## Start RECORDS SUPPLIED

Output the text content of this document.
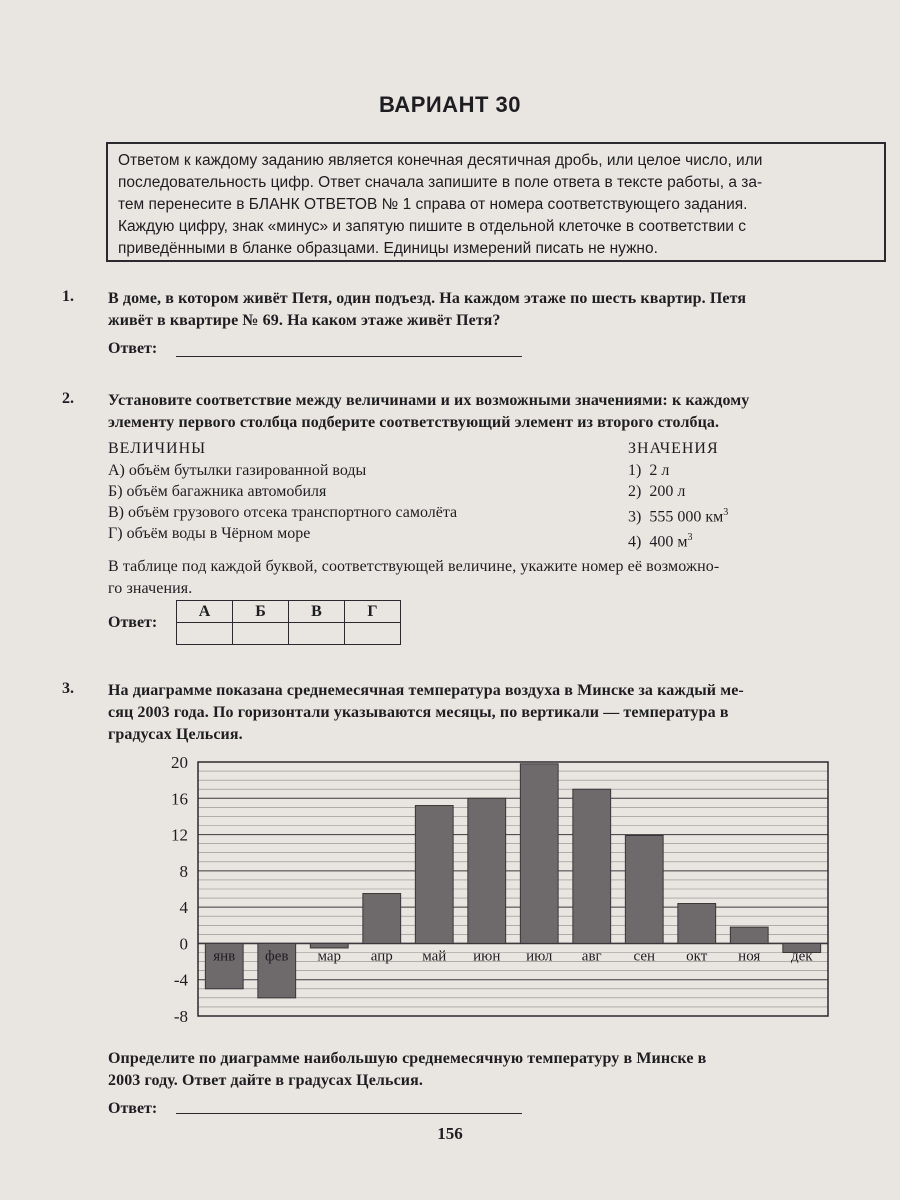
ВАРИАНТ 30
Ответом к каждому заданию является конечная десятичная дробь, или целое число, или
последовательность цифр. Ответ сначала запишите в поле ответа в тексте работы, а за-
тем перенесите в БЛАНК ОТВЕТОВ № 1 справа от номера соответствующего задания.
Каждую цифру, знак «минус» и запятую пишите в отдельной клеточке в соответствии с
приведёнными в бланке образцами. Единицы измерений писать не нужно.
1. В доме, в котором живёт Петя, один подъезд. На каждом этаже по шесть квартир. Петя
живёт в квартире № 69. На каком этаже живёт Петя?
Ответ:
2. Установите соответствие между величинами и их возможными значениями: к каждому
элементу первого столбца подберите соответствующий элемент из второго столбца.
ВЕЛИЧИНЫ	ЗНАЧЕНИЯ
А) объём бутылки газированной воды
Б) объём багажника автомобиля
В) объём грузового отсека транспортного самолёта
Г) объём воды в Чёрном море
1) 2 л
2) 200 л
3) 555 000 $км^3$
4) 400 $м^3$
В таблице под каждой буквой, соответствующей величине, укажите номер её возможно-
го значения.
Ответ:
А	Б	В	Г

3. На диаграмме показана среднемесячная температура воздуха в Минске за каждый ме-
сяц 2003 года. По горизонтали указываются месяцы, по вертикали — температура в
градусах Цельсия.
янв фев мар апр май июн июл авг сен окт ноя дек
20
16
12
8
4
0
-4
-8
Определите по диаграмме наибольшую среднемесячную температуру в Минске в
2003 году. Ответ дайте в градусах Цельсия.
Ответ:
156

## End RECORDS SUPPLIED
## Start RECORDS SUPPLIED

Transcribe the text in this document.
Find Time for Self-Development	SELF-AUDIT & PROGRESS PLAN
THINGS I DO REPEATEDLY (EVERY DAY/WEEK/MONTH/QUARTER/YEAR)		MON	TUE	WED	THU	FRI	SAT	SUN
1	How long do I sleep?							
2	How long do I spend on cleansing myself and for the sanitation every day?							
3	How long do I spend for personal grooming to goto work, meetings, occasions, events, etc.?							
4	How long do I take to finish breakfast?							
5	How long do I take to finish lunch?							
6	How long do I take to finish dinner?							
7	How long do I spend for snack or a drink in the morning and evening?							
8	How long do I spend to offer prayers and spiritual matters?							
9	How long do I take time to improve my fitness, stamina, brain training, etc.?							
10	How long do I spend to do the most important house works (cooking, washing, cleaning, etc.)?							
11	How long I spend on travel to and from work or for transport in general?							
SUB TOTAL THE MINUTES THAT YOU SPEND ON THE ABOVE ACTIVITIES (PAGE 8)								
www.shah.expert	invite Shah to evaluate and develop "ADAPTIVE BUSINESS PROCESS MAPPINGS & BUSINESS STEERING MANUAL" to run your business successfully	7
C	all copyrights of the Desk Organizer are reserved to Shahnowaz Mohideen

## End RECORDS SUPPLIED

WRITTEN EXERCISE → From the listing above, copy out each line where the word "объём" appears.

THE OUTPUT →
А) объём бутылки газированной воды
Б) объём багажника автомобиля
В) объём грузового отсека транспортного самолёта
Г) объём воды в Чёрном море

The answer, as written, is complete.